■ Task inputs
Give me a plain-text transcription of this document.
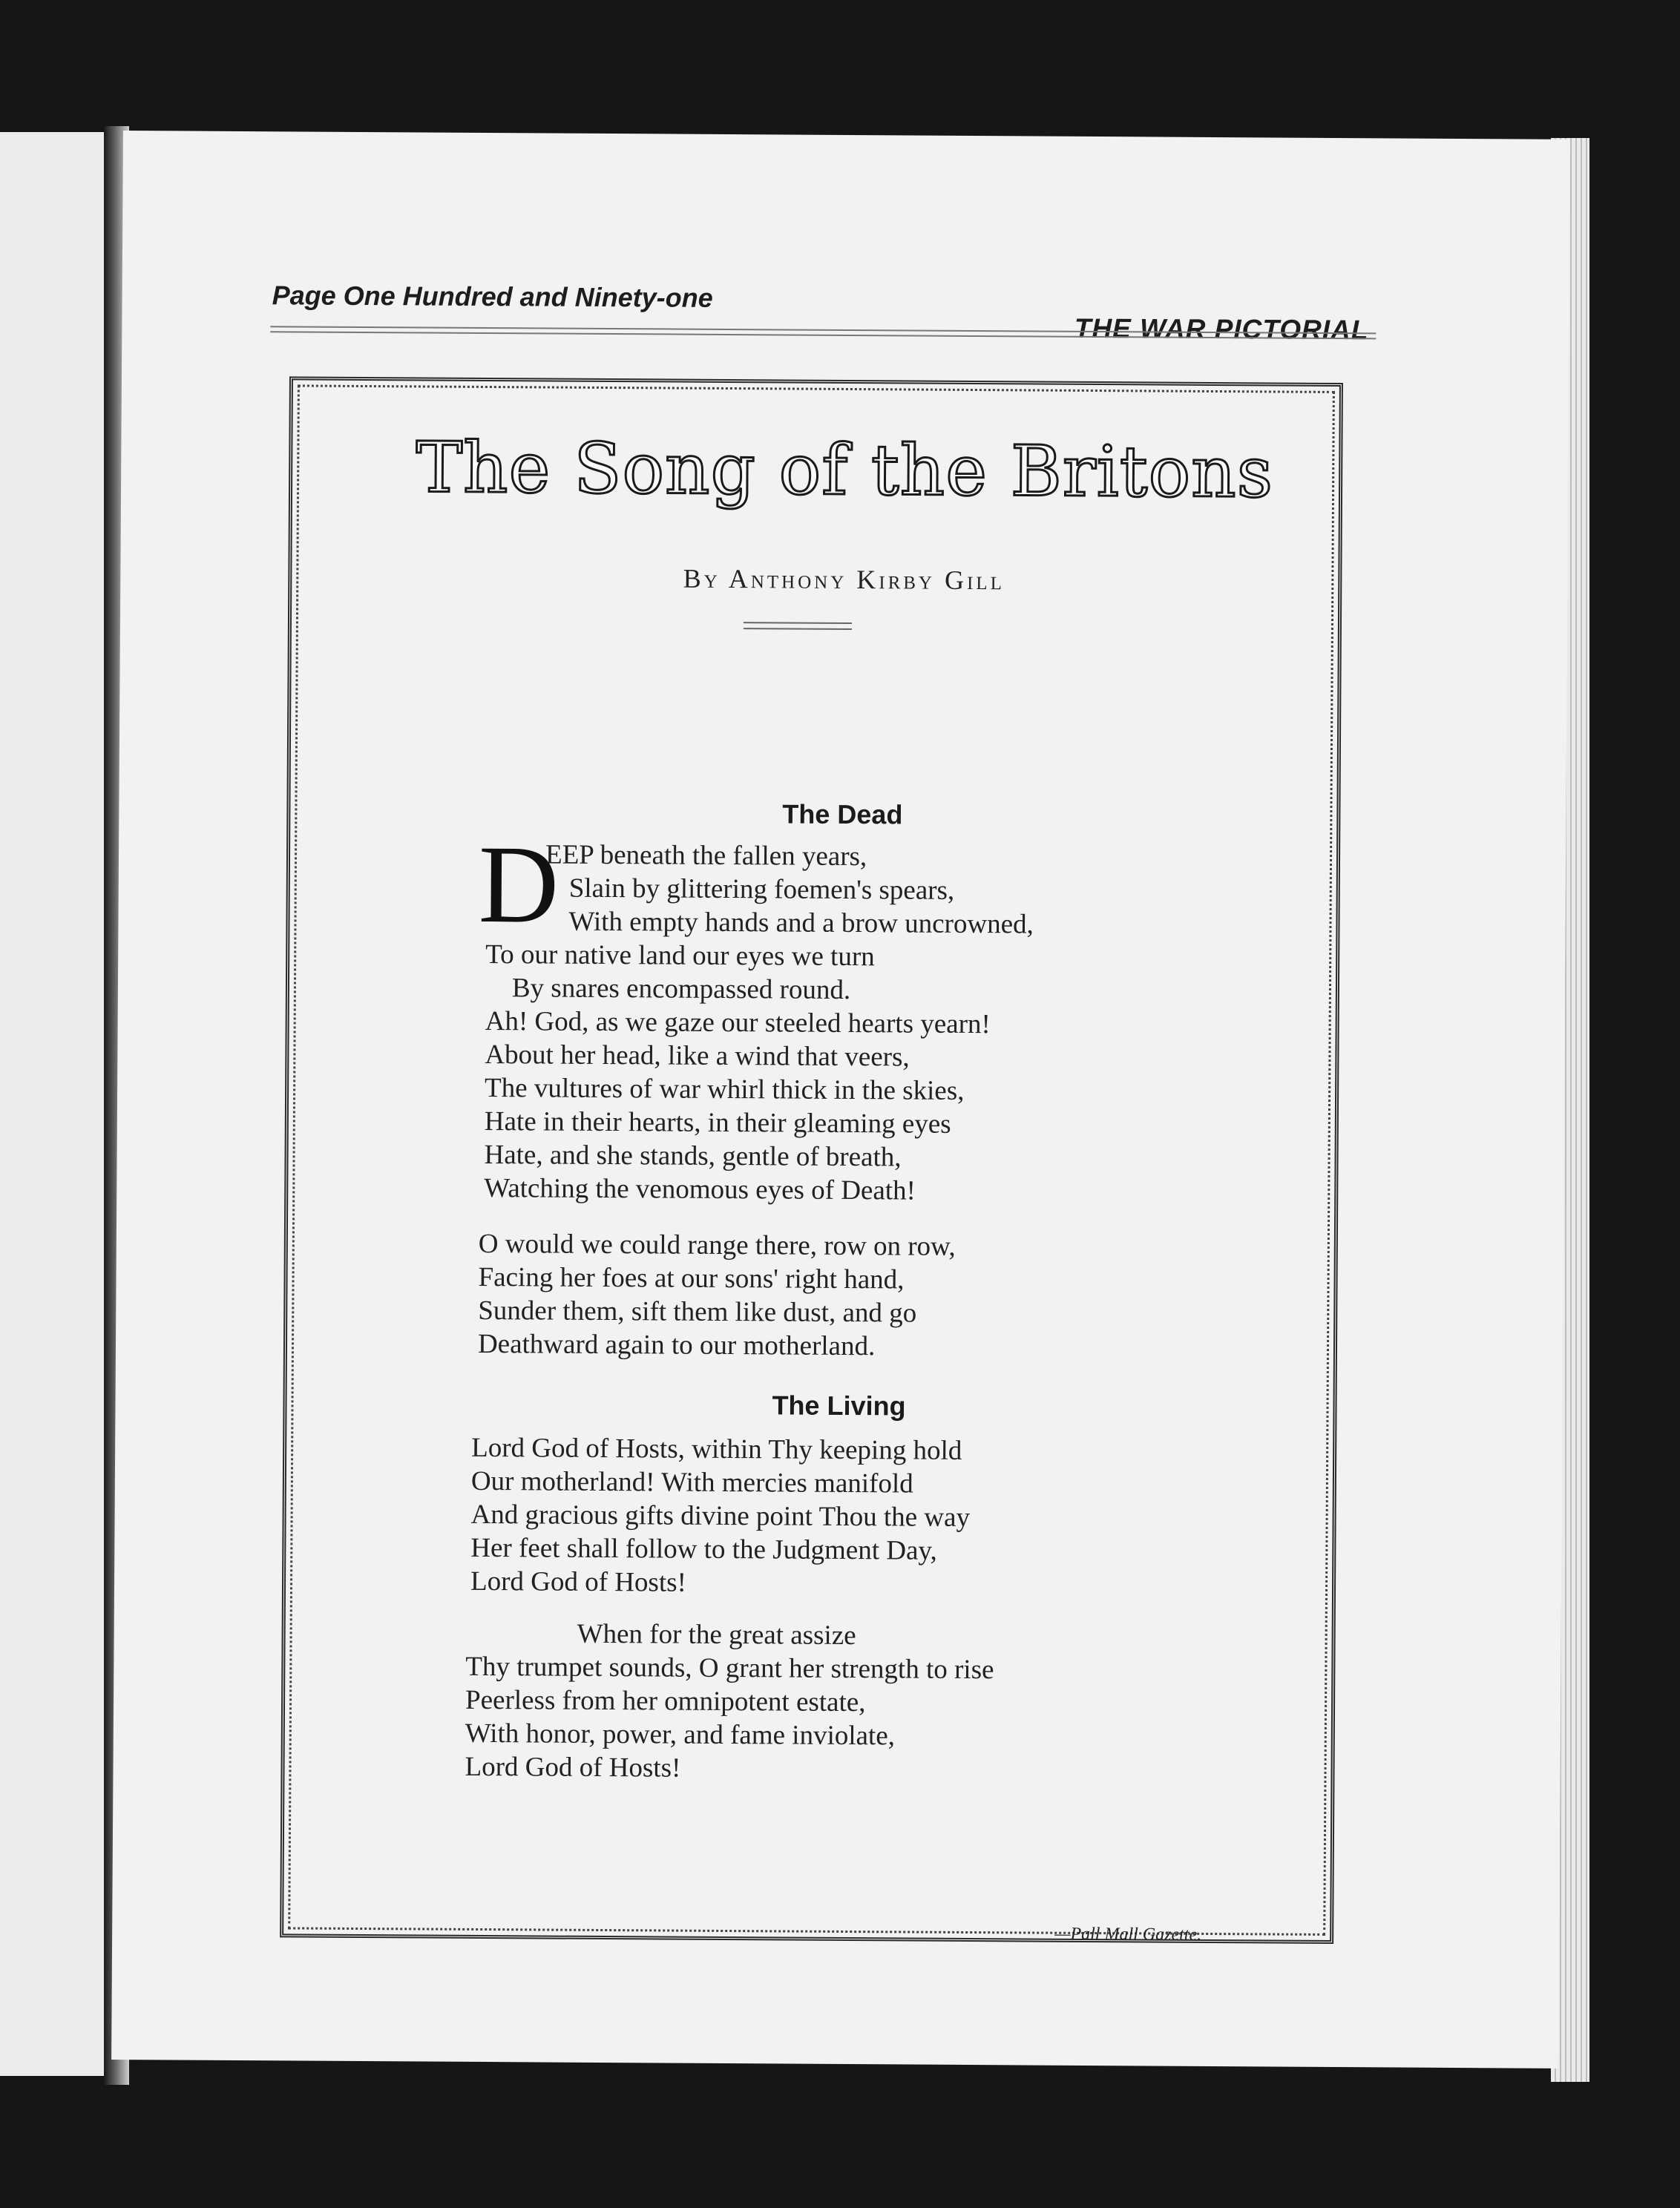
Page One Hundred and Ninety-one
THE WAR PICTORIAL
The Song of the Britons
By Anthony Kirby Gill
The Dead
D
EEP beneath the fallen years,
Slain by glittering foemen's spears,
With empty hands and a brow uncrowned,
To our native land our eyes we turn
By snares encompassed round.
Ah! God, as we gaze our steeled hearts yearn!
About her head, like a wind that veers,
The vultures of war whirl thick in the skies,
Hate in their hearts, in their gleaming eyes
Hate, and she stands, gentle of breath,
Watching the venomous eyes of Death!
O would we could range there, row on row,
Facing her foes at our sons' right hand,
Sunder them, sift them like dust, and go
Deathward again to our motherland.
The Living
Lord God of Hosts, within Thy keeping hold
Our motherland! With mercies manifold
And gracious gifts divine point Thou the way
Her feet shall follow to the Judgment Day,
Lord God of Hosts!
When for the great assize
Thy trumpet sounds, O grant her strength to rise
Peerless from her omnipotent estate,
With honor, power, and fame inviolate,
Lord God of Hosts!
—Pall Mall Gazette.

■ To do
Each line of the data is to be duplicated exactly; pictures stay out of the copy.

■ Exercise response
Give me a plain-text transcription of this document.
Page One Hundred and Ninety-one
THE WAR PICTORIAL
The Song of the Britons
By Anthony Kirby Gill
The Dead
D
EEP beneath the fallen years,
Slain by glittering foemen's spears,
With empty hands and a brow uncrowned,
To our native land our eyes we turn
By snares encompassed round.
Ah! God, as we gaze our steeled hearts yearn!
About her head, like a wind that veers,
The vultures of war whirl thick in the skies,
Hate in their hearts, in their gleaming eyes
Hate, and she stands, gentle of breath,
Watching the venomous eyes of Death!
O would we could range there, row on row,
Facing her foes at our sons' right hand,
Sunder them, sift them like dust, and go
Deathward again to our motherland.
The Living
Lord God of Hosts, within Thy keeping hold
Our motherland! With mercies manifold
And gracious gifts divine point Thou the way
Her feet shall follow to the Judgment Day,
Lord God of Hosts!
When for the great assize
Thy trumpet sounds, O grant her strength to rise
Peerless from her omnipotent estate,
With honor, power, and fame inviolate,
Lord God of Hosts!
—Pall Mall Gazette.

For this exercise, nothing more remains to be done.